• **SET PROBLEM**
All the data should come back exactly as it was given.

• **THE INPUT**
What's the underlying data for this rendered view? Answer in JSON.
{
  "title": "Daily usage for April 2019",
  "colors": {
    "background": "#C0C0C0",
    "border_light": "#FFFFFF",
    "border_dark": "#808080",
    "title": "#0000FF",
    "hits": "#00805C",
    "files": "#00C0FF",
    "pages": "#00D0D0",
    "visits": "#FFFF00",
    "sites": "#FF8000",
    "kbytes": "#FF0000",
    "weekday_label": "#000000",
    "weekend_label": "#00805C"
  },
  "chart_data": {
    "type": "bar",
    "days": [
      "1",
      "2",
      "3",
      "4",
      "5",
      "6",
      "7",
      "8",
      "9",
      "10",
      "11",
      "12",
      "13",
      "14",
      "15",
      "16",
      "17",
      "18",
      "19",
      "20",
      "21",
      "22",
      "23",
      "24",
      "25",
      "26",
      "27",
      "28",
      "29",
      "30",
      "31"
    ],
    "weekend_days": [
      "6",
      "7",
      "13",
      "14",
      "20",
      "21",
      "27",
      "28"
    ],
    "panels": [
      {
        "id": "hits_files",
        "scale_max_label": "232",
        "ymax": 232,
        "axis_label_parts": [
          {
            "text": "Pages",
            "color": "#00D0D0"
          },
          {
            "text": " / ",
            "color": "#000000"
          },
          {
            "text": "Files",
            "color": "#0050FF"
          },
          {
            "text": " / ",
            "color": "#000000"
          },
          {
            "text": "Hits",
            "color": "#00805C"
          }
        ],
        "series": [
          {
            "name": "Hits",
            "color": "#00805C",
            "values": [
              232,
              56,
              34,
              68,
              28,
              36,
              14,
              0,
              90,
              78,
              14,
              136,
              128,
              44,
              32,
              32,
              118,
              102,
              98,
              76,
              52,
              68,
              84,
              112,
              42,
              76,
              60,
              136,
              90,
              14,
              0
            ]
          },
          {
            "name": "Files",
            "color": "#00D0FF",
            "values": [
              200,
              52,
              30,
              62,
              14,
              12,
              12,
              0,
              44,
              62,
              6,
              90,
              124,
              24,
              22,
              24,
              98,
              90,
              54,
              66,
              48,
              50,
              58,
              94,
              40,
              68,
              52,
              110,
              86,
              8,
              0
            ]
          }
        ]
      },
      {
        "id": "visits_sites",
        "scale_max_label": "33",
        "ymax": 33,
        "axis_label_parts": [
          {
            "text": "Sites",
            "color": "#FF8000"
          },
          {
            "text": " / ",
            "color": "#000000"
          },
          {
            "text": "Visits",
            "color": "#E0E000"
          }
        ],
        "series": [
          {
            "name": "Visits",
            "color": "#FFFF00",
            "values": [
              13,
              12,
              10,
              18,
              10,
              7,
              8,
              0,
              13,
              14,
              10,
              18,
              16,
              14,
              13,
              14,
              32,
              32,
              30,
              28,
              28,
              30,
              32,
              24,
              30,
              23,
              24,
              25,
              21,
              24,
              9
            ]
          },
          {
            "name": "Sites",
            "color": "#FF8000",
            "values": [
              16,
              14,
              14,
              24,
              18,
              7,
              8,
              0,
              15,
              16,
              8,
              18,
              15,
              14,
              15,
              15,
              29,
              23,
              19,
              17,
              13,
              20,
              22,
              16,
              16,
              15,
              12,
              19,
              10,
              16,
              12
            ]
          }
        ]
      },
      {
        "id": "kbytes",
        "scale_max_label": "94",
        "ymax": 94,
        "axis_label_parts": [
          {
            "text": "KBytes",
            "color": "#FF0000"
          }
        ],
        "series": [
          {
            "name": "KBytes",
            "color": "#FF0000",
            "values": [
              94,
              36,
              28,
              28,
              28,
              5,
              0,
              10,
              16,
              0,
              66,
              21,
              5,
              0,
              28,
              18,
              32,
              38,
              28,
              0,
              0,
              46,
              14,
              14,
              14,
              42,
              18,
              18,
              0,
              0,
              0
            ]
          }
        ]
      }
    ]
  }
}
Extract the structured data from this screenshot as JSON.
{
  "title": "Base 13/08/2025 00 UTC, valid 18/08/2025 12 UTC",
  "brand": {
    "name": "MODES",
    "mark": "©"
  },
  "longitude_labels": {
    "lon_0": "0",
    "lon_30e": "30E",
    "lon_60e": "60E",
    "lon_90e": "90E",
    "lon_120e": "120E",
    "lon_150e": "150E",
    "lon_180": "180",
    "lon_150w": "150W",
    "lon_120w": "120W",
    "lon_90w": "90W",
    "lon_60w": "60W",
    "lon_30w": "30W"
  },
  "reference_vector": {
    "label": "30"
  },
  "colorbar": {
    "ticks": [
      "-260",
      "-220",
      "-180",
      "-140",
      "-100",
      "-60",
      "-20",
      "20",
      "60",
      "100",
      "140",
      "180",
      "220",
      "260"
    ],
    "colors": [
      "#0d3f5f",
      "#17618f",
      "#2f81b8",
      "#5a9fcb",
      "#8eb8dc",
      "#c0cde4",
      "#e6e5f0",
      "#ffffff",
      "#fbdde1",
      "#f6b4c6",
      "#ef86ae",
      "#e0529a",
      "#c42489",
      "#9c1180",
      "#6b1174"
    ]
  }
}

• **ANSWER TO THIS EXERCISE**
What's the underlying data for this rendered view? Answer in JSON.
{
  "title": "Daily usage for April 2019",
  "colors": {
    "background": "#C0C0C0",
    "border_light": "#FFFFFF",
    "border_dark": "#808080",
    "title": "#0000FF",
    "hits": "#00805C",
    "files": "#00C0FF",
    "pages": "#00D0D0",
    "visits": "#FFFF00",
    "sites": "#FF8000",
    "kbytes": "#FF0000",
    "weekday_label": "#000000",
    "weekend_label": "#00805C"
  },
  "chart_data": {
    "type": "bar",
    "days": [
      "1",
      "2",
      "3",
      "4",
      "5",
      "6",
      "7",
      "8",
      "9",
      "10",
      "11",
      "12",
      "13",
      "14",
      "15",
      "16",
      "17",
      "18",
      "19",
      "20",
      "21",
      "22",
      "23",
      "24",
      "25",
      "26",
      "27",
      "28",
      "29",
      "30",
      "31"
    ],
    "weekend_days": [
      "6",
      "7",
      "13",
      "14",
      "20",
      "21",
      "27",
      "28"
    ],
    "panels": [
      {
        "id": "hits_files",
        "scale_max_label": "232",
        "ymax": 232,
        "axis_label_parts": [
          {
            "text": "Pages",
            "color": "#00D0D0"
          },
          {
            "text": " / ",
            "color": "#000000"
          },
          {
            "text": "Files",
            "color": "#0050FF"
          },
          {
            "text": " / ",
            "color": "#000000"
          },
          {
            "text": "Hits",
            "color": "#00805C"
          }
        ],
        "series": [
          {
            "name": "Hits",
            "color": "#00805C",
            "values": [
              232,
              56,
              34,
              68,
              28,
              36,
              14,
              0,
              90,
              78,
              14,
              136,
              128,
              44,
              32,
              32,
              118,
              102,
              98,
              76,
              52,
              68,
              84,
              112,
              42,
              76,
              60,
              136,
              90,
              14,
              0
            ]
          },
          {
            "name": "Files",
            "color": "#00D0FF",
            "values": [
              200,
              52,
              30,
              62,
              14,
              12,
              12,
              0,
              44,
              62,
              6,
              90,
              124,
              24,
              22,
              24,
              98,
              90,
              54,
              66,
              48,
              50,
              58,
              94,
              40,
              68,
              52,
              110,
              86,
              8,
              0
            ]
          }
        ]
      },
      {
        "id": "visits_sites",
        "scale_max_label": "33",
        "ymax": 33,
        "axis_label_parts": [
          {
            "text": "Sites",
            "color": "#FF8000"
          },
          {
            "text": " / ",
            "color": "#000000"
          },
          {
            "text": "Visits",
            "color": "#E0E000"
          }
        ],
        "series": [
          {
            "name": "Visits",
            "color": "#FFFF00",
            "values": [
              13,
              12,
              10,
              18,
              10,
              7,
              8,
              0,
              13,
              14,
              10,
              18,
              16,
              14,
              13,
              14,
              32,
              32,
              30,
              28,
              28,
              30,
              32,
              24,
              30,
              23,
              24,
              25,
              21,
              24,
              9
            ]
          },
          {
            "name": "Sites",
            "color": "#FF8000",
            "values": [
              16,
              14,
              14,
              24,
              18,
              7,
              8,
              0,
              15,
              16,
              8,
              18,
              15,
              14,
              15,
              15,
              29,
              23,
              19,
              17,
              13,
              20,
              22,
              16,
              16,
              15,
              12,
              19,
              10,
              16,
              12
            ]
          }
        ]
      },
      {
        "id": "kbytes",
        "scale_max_label": "94",
        "ymax": 94,
        "axis_label_parts": [
          {
            "text": "KBytes",
            "color": "#FF0000"
          }
        ],
        "series": [
          {
            "name": "KBytes",
            "color": "#FF0000",
            "values": [
              94,
              36,
              28,
              28,
              28,
              5,
              0,
              10,
              16,
              0,
              66,
              21,
              5,
              0,
              28,
              18,
              32,
              38,
              28,
              0,
              0,
              46,
              14,
              14,
              14,
              42,
              18,
              18,
              0,
              0,
              0
            ]
          }
        ]
      }
    ]
  }
}
Extract the structured data from this screenshot as JSON.
{
  "title": "Base 13/08/2025 00 UTC, valid 18/08/2025 12 UTC",
  "brand": {
    "name": "MODES",
    "mark": "©"
  },
  "longitude_labels": {
    "lon_0": "0",
    "lon_30e": "30E",
    "lon_60e": "60E",
    "lon_90e": "90E",
    "lon_120e": "120E",
    "lon_150e": "150E",
    "lon_180": "180",
    "lon_150w": "150W",
    "lon_120w": "120W",
    "lon_90w": "90W",
    "lon_60w": "60W",
    "lon_30w": "30W"
  },
  "reference_vector": {
    "label": "30"
  },
  "colorbar": {
    "ticks": [
      "-260",
      "-220",
      "-180",
      "-140",
      "-100",
      "-60",
      "-20",
      "20",
      "60",
      "100",
      "140",
      "180",
      "220",
      "260"
    ],
    "colors": [
      "#0d3f5f",
      "#17618f",
      "#2f81b8",
      "#5a9fcb",
      "#8eb8dc",
      "#c0cde4",
      "#e6e5f0",
      "#ffffff",
      "#fbdde1",
      "#f6b4c6",
      "#ef86ae",
      "#e0529a",
      "#c42489",
      "#9c1180",
      "#6b1174"
    ]
  }
}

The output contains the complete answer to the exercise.